What you have to do: Turn the lines below into a JSON list of strings, one string per line, with blank lines left out. Begin with the first line and go on through the line that contains "202, 318, 212]".

Record excerpts:

________________________

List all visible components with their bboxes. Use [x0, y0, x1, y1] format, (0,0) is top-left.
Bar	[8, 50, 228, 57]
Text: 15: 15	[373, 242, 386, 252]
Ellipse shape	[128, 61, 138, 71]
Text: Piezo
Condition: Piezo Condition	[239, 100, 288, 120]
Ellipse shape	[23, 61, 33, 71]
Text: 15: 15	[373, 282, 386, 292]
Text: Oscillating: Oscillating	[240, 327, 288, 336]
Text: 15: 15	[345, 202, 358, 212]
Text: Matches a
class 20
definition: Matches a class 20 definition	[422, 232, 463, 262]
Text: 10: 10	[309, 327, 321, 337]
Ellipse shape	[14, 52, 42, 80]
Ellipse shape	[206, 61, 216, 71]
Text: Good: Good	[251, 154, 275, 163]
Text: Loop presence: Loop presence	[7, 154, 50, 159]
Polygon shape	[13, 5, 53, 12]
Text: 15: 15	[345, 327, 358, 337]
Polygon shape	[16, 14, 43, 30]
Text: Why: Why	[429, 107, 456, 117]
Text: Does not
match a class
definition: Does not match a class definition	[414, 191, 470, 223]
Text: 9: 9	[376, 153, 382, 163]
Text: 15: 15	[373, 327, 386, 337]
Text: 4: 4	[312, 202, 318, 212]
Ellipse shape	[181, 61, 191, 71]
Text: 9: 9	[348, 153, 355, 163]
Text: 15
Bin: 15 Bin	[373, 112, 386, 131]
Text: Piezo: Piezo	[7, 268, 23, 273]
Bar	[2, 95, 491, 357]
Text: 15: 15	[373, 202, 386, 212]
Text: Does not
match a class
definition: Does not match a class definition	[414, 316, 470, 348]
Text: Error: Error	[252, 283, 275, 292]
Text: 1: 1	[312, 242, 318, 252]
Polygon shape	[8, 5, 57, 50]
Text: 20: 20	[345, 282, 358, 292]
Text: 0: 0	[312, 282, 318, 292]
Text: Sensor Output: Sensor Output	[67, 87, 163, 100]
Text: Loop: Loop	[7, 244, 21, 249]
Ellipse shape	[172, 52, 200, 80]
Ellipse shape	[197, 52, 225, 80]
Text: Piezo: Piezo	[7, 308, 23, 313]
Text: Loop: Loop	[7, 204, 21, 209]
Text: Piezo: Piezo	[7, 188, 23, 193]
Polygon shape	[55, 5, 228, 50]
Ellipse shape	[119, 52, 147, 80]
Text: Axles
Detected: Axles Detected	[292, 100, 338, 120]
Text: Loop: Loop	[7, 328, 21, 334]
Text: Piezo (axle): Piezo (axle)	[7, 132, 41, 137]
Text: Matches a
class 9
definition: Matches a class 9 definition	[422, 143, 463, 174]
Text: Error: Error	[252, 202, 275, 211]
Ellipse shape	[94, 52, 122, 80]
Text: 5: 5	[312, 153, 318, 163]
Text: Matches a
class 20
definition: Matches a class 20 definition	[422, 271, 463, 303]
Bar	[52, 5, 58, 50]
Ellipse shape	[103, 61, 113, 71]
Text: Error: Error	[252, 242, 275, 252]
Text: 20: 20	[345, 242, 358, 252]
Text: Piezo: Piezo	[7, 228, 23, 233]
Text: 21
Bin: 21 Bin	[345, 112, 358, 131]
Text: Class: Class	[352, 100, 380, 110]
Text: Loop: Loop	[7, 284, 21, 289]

________________________

Problem solution:
[
  "List all visible components with their bboxes. Use [x0, y0, x1, y1] format, (0,0) is top-left.",
  "Bar\t[8, 50, 228, 57]",
  "Text: 15: 15\t[373, 242, 386, 252]",
  "Ellipse shape\t[128, 61, 138, 71]",
  "Text: Piezo",
  "Condition: Piezo Condition\t[239, 100, 288, 120]",
  "Ellipse shape\t[23, 61, 33, 71]",
  "Text: 15: 15\t[373, 282, 386, 292]",
  "Text: Oscillating: Oscillating\t[240, 327, 288, 336]",
  "Text: 15: 15\t[345, 202, 358, 212]",
  "Text: Matches a",
  "class 20",
  "definition: Matches a class 20 definition\t[422, 232, 463, 262]",
  "Text: 10: 10\t[309, 327, 321, 337]",
  "Ellipse shape\t[14, 52, 42, 80]",
  "Ellipse shape\t[206, 61, 216, 71]",
  "Text: Good: Good\t[251, 154, 275, 163]",
  "Text: Loop presence: Loop presence\t[7, 154, 50, 159]",
  "Polygon shape\t[13, 5, 53, 12]",
  "Text: 15: 15\t[345, 327, 358, 337]",
  "Polygon shape\t[16, 14, 43, 30]",
  "Text: Why: Why\t[429, 107, 456, 117]",
  "Text: Does not",
  "match a class",
  "definition: Does not match a class definition\t[414, 191, 470, 223]",
  "Text: 9: 9\t[376, 153, 382, 163]",
  "Text: 15: 15\t[373, 327, 386, 337]",
  "Text: 4: 4\t[312, 202, 318, 212]"
]